PROBLEM STATEMENT:
Lines that hold the word "border" should be located and copied.

DATA PROVIDED:
────────

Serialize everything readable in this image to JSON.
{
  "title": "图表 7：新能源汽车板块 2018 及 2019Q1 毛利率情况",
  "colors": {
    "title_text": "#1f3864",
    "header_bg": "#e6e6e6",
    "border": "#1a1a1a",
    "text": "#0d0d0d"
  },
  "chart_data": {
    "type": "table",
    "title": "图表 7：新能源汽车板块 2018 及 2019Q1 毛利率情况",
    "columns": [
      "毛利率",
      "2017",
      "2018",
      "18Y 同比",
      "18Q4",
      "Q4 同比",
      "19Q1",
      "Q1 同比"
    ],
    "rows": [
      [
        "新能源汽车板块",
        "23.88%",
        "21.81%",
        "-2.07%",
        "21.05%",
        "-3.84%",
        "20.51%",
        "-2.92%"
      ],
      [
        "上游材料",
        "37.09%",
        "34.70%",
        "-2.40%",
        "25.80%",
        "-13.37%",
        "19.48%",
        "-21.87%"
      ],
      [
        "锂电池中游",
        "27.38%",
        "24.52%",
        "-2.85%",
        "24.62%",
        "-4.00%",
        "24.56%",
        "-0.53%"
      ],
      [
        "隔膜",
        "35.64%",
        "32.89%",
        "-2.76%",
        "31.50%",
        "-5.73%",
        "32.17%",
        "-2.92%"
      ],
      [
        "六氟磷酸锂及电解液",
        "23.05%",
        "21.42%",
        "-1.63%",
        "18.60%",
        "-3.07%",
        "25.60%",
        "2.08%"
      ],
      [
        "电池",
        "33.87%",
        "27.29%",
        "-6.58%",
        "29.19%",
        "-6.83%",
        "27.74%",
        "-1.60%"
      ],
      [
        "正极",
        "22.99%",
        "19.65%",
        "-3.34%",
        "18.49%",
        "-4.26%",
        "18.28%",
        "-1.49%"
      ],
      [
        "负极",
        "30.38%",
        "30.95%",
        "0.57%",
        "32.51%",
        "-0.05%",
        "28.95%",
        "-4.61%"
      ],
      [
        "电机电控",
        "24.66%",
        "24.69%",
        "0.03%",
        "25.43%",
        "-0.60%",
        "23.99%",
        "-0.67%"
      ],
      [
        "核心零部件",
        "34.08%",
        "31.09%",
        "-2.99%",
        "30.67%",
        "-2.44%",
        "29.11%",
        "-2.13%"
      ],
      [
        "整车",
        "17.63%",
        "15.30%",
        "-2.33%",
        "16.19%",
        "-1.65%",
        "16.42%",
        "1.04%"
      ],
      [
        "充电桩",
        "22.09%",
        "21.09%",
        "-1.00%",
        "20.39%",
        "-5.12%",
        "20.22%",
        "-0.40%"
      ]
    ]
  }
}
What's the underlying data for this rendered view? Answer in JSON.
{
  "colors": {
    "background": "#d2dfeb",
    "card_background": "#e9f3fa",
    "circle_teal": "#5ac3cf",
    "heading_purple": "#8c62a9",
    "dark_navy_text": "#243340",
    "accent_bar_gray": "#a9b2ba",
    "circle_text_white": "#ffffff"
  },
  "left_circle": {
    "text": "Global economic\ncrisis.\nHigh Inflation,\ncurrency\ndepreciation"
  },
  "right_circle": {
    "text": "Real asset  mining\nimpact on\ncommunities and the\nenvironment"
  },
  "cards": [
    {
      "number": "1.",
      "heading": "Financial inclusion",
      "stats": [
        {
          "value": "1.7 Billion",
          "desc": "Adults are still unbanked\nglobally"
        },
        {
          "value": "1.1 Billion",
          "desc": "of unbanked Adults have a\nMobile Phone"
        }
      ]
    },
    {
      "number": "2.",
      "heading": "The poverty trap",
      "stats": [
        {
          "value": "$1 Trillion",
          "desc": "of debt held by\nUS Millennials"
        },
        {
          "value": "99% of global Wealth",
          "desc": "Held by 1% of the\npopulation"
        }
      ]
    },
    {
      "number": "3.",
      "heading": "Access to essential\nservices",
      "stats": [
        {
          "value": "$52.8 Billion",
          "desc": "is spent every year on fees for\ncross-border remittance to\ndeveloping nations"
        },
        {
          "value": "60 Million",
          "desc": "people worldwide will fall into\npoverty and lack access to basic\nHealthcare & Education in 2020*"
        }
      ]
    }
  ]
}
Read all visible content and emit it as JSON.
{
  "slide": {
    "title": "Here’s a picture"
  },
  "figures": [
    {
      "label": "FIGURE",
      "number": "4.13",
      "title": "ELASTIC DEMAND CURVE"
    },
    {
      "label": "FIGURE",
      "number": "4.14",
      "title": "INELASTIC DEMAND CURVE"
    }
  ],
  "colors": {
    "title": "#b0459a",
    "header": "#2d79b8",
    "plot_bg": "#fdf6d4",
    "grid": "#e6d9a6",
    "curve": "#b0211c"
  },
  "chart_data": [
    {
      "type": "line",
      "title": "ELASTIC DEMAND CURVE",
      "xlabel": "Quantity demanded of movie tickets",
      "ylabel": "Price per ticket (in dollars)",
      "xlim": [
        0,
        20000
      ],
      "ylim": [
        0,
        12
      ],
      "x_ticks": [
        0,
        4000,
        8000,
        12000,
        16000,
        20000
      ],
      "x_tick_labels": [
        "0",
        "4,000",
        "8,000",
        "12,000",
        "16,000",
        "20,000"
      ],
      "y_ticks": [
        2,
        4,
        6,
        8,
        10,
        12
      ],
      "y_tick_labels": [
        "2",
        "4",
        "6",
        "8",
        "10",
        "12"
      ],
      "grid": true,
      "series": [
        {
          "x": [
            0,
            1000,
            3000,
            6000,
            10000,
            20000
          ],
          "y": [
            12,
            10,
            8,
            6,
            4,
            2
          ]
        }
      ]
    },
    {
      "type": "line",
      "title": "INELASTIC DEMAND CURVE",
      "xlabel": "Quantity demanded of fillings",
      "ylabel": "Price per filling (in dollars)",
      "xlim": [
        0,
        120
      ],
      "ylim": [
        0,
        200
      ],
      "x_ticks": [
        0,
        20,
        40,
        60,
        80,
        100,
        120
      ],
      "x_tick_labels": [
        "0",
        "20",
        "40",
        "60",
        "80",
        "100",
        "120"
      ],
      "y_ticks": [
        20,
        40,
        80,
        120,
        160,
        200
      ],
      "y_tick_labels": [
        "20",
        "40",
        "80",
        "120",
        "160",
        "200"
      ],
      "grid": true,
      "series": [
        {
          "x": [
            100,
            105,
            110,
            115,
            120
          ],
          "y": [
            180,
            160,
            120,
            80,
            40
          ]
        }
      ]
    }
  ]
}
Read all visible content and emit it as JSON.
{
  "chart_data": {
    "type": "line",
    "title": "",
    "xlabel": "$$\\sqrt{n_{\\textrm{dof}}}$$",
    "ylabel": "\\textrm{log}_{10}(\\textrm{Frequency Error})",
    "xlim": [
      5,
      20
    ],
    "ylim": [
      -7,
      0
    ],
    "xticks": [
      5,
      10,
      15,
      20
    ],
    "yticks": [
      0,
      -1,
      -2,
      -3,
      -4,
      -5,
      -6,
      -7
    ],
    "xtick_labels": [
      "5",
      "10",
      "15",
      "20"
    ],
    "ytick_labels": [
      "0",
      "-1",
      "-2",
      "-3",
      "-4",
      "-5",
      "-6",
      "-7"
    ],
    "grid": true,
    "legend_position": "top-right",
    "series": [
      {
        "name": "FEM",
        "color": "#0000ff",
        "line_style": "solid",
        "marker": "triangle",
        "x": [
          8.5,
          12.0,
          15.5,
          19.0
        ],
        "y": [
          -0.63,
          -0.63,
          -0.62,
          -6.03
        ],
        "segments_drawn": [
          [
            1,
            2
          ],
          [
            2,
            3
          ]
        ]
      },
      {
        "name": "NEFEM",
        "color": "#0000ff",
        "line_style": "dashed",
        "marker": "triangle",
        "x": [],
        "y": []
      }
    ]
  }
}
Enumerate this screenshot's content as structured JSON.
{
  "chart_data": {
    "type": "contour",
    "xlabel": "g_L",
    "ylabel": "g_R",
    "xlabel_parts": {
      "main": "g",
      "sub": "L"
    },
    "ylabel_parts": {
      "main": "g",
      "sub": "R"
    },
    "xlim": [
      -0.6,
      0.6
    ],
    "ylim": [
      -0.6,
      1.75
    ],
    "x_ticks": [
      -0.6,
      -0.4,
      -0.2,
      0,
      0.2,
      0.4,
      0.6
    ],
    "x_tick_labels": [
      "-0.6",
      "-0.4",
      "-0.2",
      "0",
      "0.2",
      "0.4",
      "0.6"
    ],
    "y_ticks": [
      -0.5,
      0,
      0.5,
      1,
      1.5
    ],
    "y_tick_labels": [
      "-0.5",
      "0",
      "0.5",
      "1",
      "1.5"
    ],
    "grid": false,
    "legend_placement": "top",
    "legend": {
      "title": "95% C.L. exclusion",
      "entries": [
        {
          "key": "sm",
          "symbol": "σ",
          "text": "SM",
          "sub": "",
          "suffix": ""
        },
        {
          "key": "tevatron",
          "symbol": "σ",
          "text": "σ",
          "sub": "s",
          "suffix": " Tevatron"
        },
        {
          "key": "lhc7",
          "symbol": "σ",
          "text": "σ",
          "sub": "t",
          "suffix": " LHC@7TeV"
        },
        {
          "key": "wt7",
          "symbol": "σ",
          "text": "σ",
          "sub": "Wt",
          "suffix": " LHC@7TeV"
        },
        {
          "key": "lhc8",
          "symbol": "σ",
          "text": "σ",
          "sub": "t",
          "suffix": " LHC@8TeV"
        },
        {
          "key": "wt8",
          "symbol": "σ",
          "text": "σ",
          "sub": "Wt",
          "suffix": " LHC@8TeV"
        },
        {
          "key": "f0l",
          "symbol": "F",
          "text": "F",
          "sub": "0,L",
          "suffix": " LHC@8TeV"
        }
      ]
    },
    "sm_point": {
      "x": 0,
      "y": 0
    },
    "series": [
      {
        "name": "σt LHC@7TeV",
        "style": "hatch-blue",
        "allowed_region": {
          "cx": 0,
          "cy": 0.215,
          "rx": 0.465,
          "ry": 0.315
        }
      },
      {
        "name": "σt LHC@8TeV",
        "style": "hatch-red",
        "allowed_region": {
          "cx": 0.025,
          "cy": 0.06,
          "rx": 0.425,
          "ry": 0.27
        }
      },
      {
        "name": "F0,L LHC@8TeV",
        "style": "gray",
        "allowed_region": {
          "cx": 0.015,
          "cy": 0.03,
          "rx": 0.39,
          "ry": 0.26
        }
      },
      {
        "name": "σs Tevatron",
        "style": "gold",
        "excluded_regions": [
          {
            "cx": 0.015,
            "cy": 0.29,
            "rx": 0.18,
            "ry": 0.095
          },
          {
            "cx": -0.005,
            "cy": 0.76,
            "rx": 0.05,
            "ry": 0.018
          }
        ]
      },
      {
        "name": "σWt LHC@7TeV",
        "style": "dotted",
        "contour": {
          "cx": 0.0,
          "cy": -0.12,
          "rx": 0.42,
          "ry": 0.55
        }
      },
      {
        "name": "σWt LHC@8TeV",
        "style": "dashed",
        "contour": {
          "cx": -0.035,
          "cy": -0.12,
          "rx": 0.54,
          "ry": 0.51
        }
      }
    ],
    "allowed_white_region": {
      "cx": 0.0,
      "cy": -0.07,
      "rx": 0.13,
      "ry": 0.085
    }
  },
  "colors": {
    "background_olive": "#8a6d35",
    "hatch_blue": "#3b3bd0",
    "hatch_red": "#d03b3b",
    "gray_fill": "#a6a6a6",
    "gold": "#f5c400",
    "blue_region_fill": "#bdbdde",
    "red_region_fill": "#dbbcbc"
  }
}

────────

ANSWER TO THIS TASK:
    "border": "#1a1a1a",
          "desc": "is spent every year on fees for\ncross-border remittance to\ndeveloping nations"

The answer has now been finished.